Data for processing |

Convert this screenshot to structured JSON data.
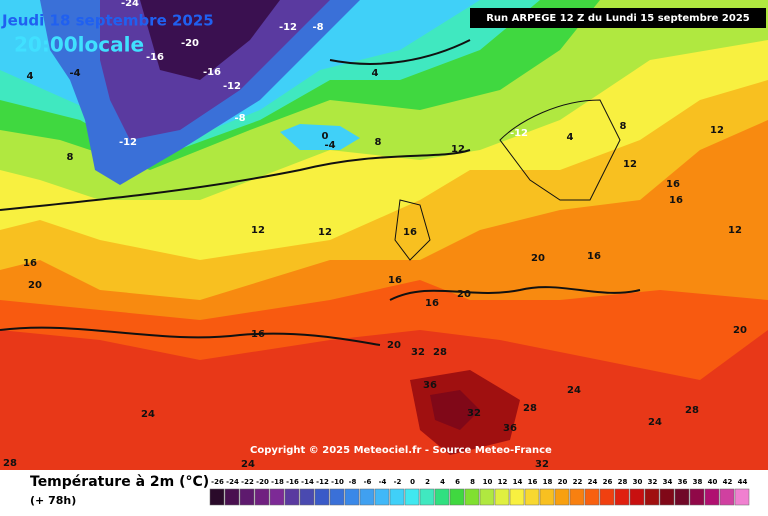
{
  "header": {
    "date": "Jeudi 18 septembre 2025",
    "time": "20:00locale",
    "run": "Run ARPEGE 12 Z du Lundi 15 septembre 2025"
  },
  "map": {
    "labels": [
      -24,
      -20,
      -16,
      -16,
      -12,
      -8,
      -12,
      -4,
      4,
      8,
      -4,
      0,
      -12,
      -8,
      12,
      12,
      12,
      16,
      16,
      16,
      16,
      20,
      24,
      28,
      24,
      32,
      36,
      28,
      32,
      36,
      32,
      24,
      28,
      20,
      16,
      12,
      12,
      8,
      4,
      -12,
      20,
      28,
      24,
      20,
      12,
      16,
      16,
      16,
      20,
      4,
      8
    ],
    "copyright": "Copyright © 2025 Meteociel.fr - Source Meteo-France"
  },
  "legend": {
    "title": "Température à 2m (°C)",
    "subtitle": "(+ 78h)",
    "ticks": [
      -26,
      -24,
      -22,
      -20,
      -18,
      -16,
      -14,
      -12,
      -10,
      -8,
      -6,
      -4,
      -2,
      0,
      2,
      4,
      6,
      8,
      10,
      12,
      14,
      16,
      18,
      20,
      22,
      24,
      26,
      28,
      30,
      32,
      34,
      36,
      38,
      40,
      42,
      44
    ],
    "colors": [
      "#2a0a2a",
      "#4a1050",
      "#5e1a6e",
      "#702080",
      "#7d2a96",
      "#5a3aa0",
      "#4a4ab0",
      "#3a5ac8",
      "#3a70d8",
      "#3a88e8",
      "#40a0f0",
      "#40b8f8",
      "#40d0f8",
      "#40e8f0",
      "#40e8c0",
      "#30e080",
      "#40d840",
      "#80e030",
      "#b0e840",
      "#e0f040",
      "#f8f040",
      "#f8d830",
      "#f8c020",
      "#f8a010",
      "#f88010",
      "#f86010",
      "#f04010",
      "#e02010",
      "#c81010",
      "#a01010",
      "#800818",
      "#700828",
      "#900848",
      "#b01070",
      "#d040a0",
      "#f080d0"
    ]
  }
}
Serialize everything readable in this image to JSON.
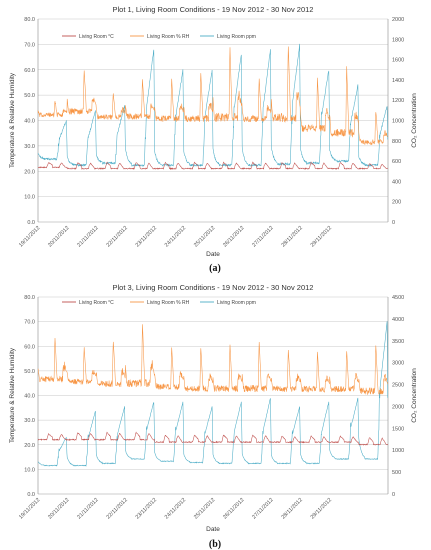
{
  "figure": {
    "panel_labels": [
      "(a)",
      "(b)"
    ]
  },
  "colors": {
    "temperature": "#c0504d",
    "humidity": "#f79646",
    "co2": "#4bacc6",
    "grid": "#c8c8c8",
    "axis": "#9a9a9a"
  },
  "chart_data": [
    {
      "type": "line",
      "title": "Plot 1, Living Room Conditions - 19 Nov 2012 - 30 Nov 2012",
      "xlabel": "Date",
      "ylabel_left": "Temperature & Relative Humidity",
      "ylabel_right": "CO₂ Concentration",
      "ylim_left": [
        0,
        80
      ],
      "ylim_right": [
        0,
        2000
      ],
      "yticks_left": [
        "0.0",
        "10.0",
        "20.0",
        "30.0",
        "40.0",
        "50.0",
        "60.0",
        "70.0",
        "80.0"
      ],
      "yticks_right": [
        "0",
        "200",
        "400",
        "600",
        "800",
        "1000",
        "1200",
        "1400",
        "1600",
        "1800",
        "2000"
      ],
      "x_dates": [
        "19/11/2012",
        "20/11/2012",
        "21/11/2012",
        "22/11/2012",
        "23/11/2012",
        "24/11/2012",
        "25/11/2012",
        "26/11/2012",
        "27/11/2012",
        "28/11/2012",
        "29/11/2012"
      ],
      "grid": true,
      "legend_position": "top",
      "series": [
        {
          "name": "Living Room °C",
          "axis": "left",
          "color_key": "temperature",
          "daily_base": [
            21.5,
            21,
            21,
            21,
            21,
            21,
            21,
            21,
            21,
            21,
            21,
            21
          ],
          "daily_peak": [
            23.5,
            23.5,
            23.5,
            23.5,
            23.5,
            23.5,
            23.5,
            23.5,
            23.5,
            23.5,
            23.5,
            23
          ]
        },
        {
          "name": "Living Room % RH",
          "axis": "left",
          "color_key": "humidity",
          "daily_base": [
            42,
            43,
            41,
            41,
            40,
            40,
            40,
            40,
            40,
            36,
            34,
            31
          ],
          "daily_peak": [
            48,
            61,
            51,
            57,
            57,
            59,
            70,
            57,
            70,
            58,
            62,
            44
          ]
        },
        {
          "name": "Living Room ppm",
          "axis": "right",
          "color_key": "co2",
          "daily_base": [
            620,
            560,
            580,
            560,
            560,
            560,
            560,
            560,
            570,
            580,
            600,
            560
          ],
          "daily_peak": [
            1000,
            1100,
            1150,
            1700,
            1500,
            1500,
            1650,
            1700,
            1750,
            1500,
            1350,
            1150
          ]
        }
      ]
    },
    {
      "type": "line",
      "title": "Plot 3, Living Room Conditions - 19 Nov 2012 - 30 Nov 2012",
      "xlabel": "Date",
      "ylabel_left": "Temperature & Relative Humidity",
      "ylabel_right": "CO₂ Concentration",
      "ylim_left": [
        0,
        80
      ],
      "ylim_right": [
        0,
        4500
      ],
      "yticks_left": [
        "0.0",
        "10.0",
        "20.0",
        "30.0",
        "40.0",
        "50.0",
        "60.0",
        "70.0",
        "80.0"
      ],
      "yticks_right": [
        "0",
        "500",
        "1000",
        "1500",
        "2000",
        "2500",
        "3000",
        "3500",
        "4000",
        "4500"
      ],
      "x_dates": [
        "19/11/2012",
        "20/11/2012",
        "21/11/2012",
        "22/11/2012",
        "23/11/2012",
        "24/11/2012",
        "25/11/2012",
        "26/11/2012",
        "27/11/2012",
        "28/11/2012",
        "29/11/2012"
      ],
      "grid": true,
      "legend_position": "top",
      "series": [
        {
          "name": "Living Room °C",
          "axis": "left",
          "color_key": "temperature",
          "daily_base": [
            22,
            22,
            22,
            22,
            21,
            21,
            21,
            21,
            21,
            21,
            21,
            20
          ],
          "daily_peak": [
            24.5,
            25,
            25,
            25,
            24,
            24,
            24,
            24,
            23.5,
            23.5,
            23.5,
            23
          ]
        },
        {
          "name": "Living Room % RH",
          "axis": "left",
          "color_key": "humidity",
          "daily_base": [
            46,
            45,
            44,
            44,
            43,
            42,
            42,
            42,
            42,
            42,
            42,
            41
          ],
          "daily_peak": [
            64,
            60,
            63,
            70,
            60,
            60,
            61,
            63,
            59,
            58,
            59,
            61
          ]
        },
        {
          "name": "Living Room ppm",
          "axis": "right",
          "color_key": "co2",
          "daily_base": [
            650,
            650,
            700,
            800,
            750,
            720,
            700,
            700,
            700,
            700,
            800,
            800
          ],
          "daily_peak": [
            1300,
            1900,
            2000,
            2100,
            2100,
            2000,
            2100,
            2200,
            2000,
            2100,
            2200,
            3950
          ]
        }
      ]
    }
  ]
}
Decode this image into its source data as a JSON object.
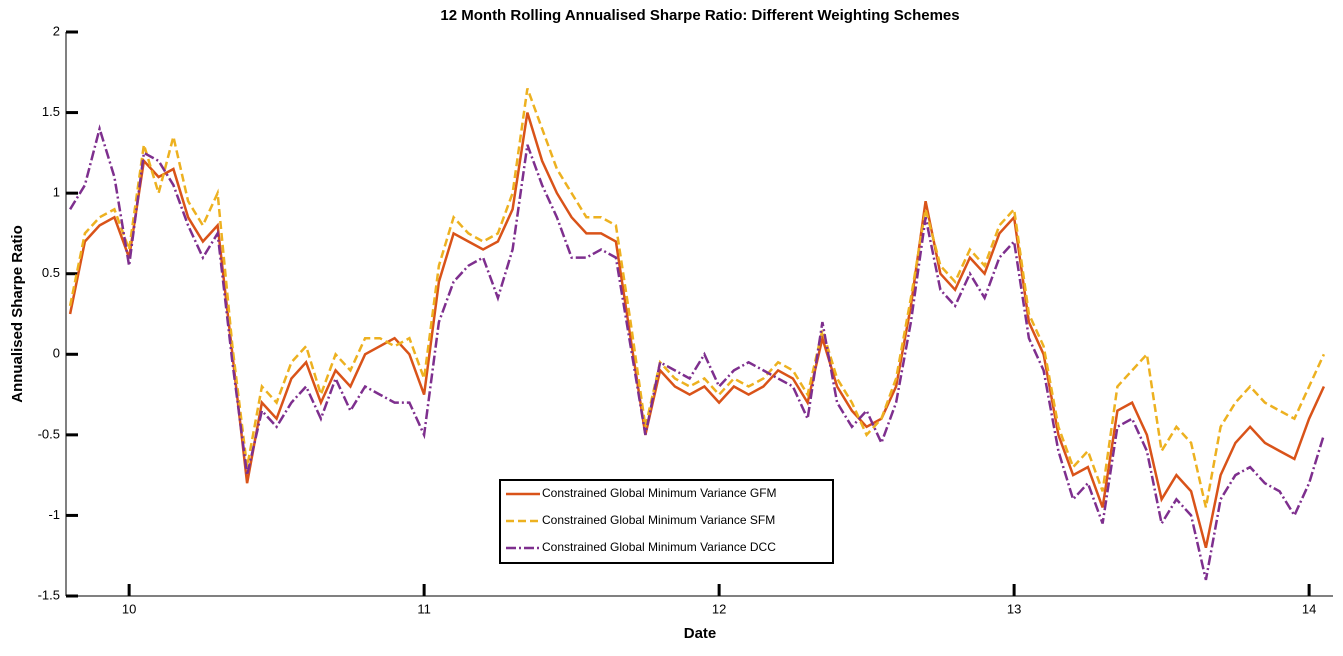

Goal |
Except for the pictures, print the data above exactly.

Answer to the problem |
Convert this screenshot to structured JSON data.
{
  "header": {
    "date": "Jeudi 18 septembre 2025",
    "time": "20:00locale",
    "run": "Run ARPEGE 12 Z du Lundi 15 septembre 2025"
  },
  "map": {
    "labels": [
      -24,
      -20,
      -16,
      -16,
      -12,
      -8,
      -12,
      -4,
      4,
      8,
      -4,
      0,
      -12,
      -8,
      12,
      12,
      12,
      16,
      16,
      16,
      16,
      20,
      24,
      28,
      24,
      32,
      36,
      28,
      32,
      36,
      32,
      24,
      28,
      20,
      16,
      12,
      12,
      8,
      4,
      -12,
      20,
      28,
      24,
      20,
      12,
      16,
      16,
      16,
      20,
      4,
      8
    ],
    "copyright": "Copyright © 2025 Meteociel.fr - Source Meteo-France"
  },
  "legend": {
    "title": "Température à 2m (°C)",
    "subtitle": "(+ 78h)",
    "ticks": [
      -26,
      -24,
      -22,
      -20,
      -18,
      -16,
      -14,
      -12,
      -10,
      -8,
      -6,
      -4,
      -2,
      0,
      2,
      4,
      6,
      8,
      10,
      12,
      14,
      16,
      18,
      20,
      22,
      24,
      26,
      28,
      30,
      32,
      34,
      36,
      38,
      40,
      42,
      44
    ],
    "colors": [
      "#2a0a2a",
      "#4a1050",
      "#5e1a6e",
      "#702080",
      "#7d2a96",
      "#5a3aa0",
      "#4a4ab0",
      "#3a5ac8",
      "#3a70d8",
      "#3a88e8",
      "#40a0f0",
      "#40b8f8",
      "#40d0f8",
      "#40e8f0",
      "#40e8c0",
      "#30e080",
      "#40d840",
      "#80e030",
      "#b0e840",
      "#e0f040",
      "#f8f040",
      "#f8d830",
      "#f8c020",
      "#f8a010",
      "#f88010",
      "#f86010",
      "#f04010",
      "#e02010",
      "#c81010",
      "#a01010",
      "#800818",
      "#700828",
      "#900848",
      "#b01070",
      "#d040a0",
      "#f080d0"
    ]
  }
}
Serialize everything readable in this image to JSON.
{
  "figure": {
    "panel_labels": [
      "(a)",
      "(b)"
    ]
  },
  "colors": {
    "temperature": "#c0504d",
    "humidity": "#f79646",
    "co2": "#4bacc6",
    "grid": "#c8c8c8",
    "axis": "#9a9a9a"
  },
  "chart_data": [
    {
      "type": "line",
      "title": "Plot 1, Living Room Conditions - 19 Nov 2012 - 30 Nov 2012",
      "xlabel": "Date",
      "ylabel_left": "Temperature & Relative Humidity",
      "ylabel_right": "CO₂ Concentration",
      "ylim_left": [
        0,
        80
      ],
      "ylim_right": [
        0,
        2000
      ],
      "yticks_left": [
        "0.0",
        "10.0",
        "20.0",
        "30.0",
        "40.0",
        "50.0",
        "60.0",
        "70.0",
        "80.0"
      ],
      "yticks_right": [
        "0",
        "200",
        "400",
        "600",
        "800",
        "1000",
        "1200",
        "1400",
        "1600",
        "1800",
        "2000"
      ],
      "x_dates": [
        "19/11/2012",
        "20/11/2012",
        "21/11/2012",
        "22/11/2012",
        "23/11/2012",
        "24/11/2012",
        "25/11/2012",
        "26/11/2012",
        "27/11/2012",
        "28/11/2012",
        "29/11/2012"
      ],
      "grid": true,
      "legend_position": "top",
      "series": [
        {
          "name": "Living Room °C",
          "axis": "left",
          "color_key": "temperature",
          "daily_base": [
            21.5,
            21,
            21,
            21,
            21,
            21,
            21,
            21,
            21,
            21,
            21,
            21
          ],
          "daily_peak": [
            23.5,
            23.5,
            23.5,
            23.5,
            23.5,
            23.5,
            23.5,
            23.5,
            23.5,
            23.5,
            23.5,
            23
          ]
        },
        {
          "name": "Living Room % RH",
          "axis": "left",
          "color_key": "humidity",
          "daily_base": [
            42,
            43,
            41,
            41,
            40,
            40,
            40,
            40,
            40,
            36,
            34,
            31
          ],
          "daily_peak": [
            48,
            61,
            51,
            57,
            57,
            59,
            70,
            57,
            70,
            58,
            62,
            44
          ]
        },
        {
          "name": "Living Room ppm",
          "axis": "right",
          "color_key": "co2",
          "daily_base": [
            620,
            560,
            580,
            560,
            560,
            560,
            560,
            560,
            570,
            580,
            600,
            560
          ],
          "daily_peak": [
            1000,
            1100,
            1150,
            1700,
            1500,
            1500,
            1650,
            1700,
            1750,
            1500,
            1350,
            1150
          ]
        }
      ]
    },
    {
      "type": "line",
      "title": "Plot 3, Living Room Conditions - 19 Nov 2012 - 30 Nov 2012",
      "xlabel": "Date",
      "ylabel_left": "Temperature & Relative Humidity",
      "ylabel_right": "CO₂ Concentration",
      "ylim_left": [
        0,
        80
      ],
      "ylim_right": [
        0,
        4500
      ],
      "yticks_left": [
        "0.0",
        "10.0",
        "20.0",
        "30.0",
        "40.0",
        "50.0",
        "60.0",
        "70.0",
        "80.0"
      ],
      "yticks_right": [
        "0",
        "500",
        "1000",
        "1500",
        "2000",
        "2500",
        "3000",
        "3500",
        "4000",
        "4500"
      ],
      "x_dates": [
        "19/11/2012",
        "20/11/2012",
        "21/11/2012",
        "22/11/2012",
        "23/11/2012",
        "24/11/2012",
        "25/11/2012",
        "26/11/2012",
        "27/11/2012",
        "28/11/2012",
        "29/11/2012"
      ],
      "grid": true,
      "legend_position": "top",
      "series": [
        {
          "name": "Living Room °C",
          "axis": "left",
          "color_key": "temperature",
          "daily_base": [
            22,
            22,
            22,
            22,
            21,
            21,
            21,
            21,
            21,
            21,
            21,
            20
          ],
          "daily_peak": [
            24.5,
            25,
            25,
            25,
            24,
            24,
            24,
            24,
            23.5,
            23.5,
            23.5,
            23
          ]
        },
        {
          "name": "Living Room % RH",
          "axis": "left",
          "color_key": "humidity",
          "daily_base": [
            46,
            45,
            44,
            44,
            43,
            42,
            42,
            42,
            42,
            42,
            42,
            41
          ],
          "daily_peak": [
            64,
            60,
            63,
            70,
            60,
            60,
            61,
            63,
            59,
            58,
            59,
            61
          ]
        },
        {
          "name": "Living Room ppm",
          "axis": "right",
          "color_key": "co2",
          "daily_base": [
            650,
            650,
            700,
            800,
            750,
            720,
            700,
            700,
            700,
            700,
            800,
            800
          ],
          "daily_peak": [
            1300,
            1900,
            2000,
            2100,
            2100,
            2000,
            2100,
            2200,
            2000,
            2100,
            2200,
            3950
          ]
        }
      ]
    }
  ]
}
Decode this image into its source data as a JSON object.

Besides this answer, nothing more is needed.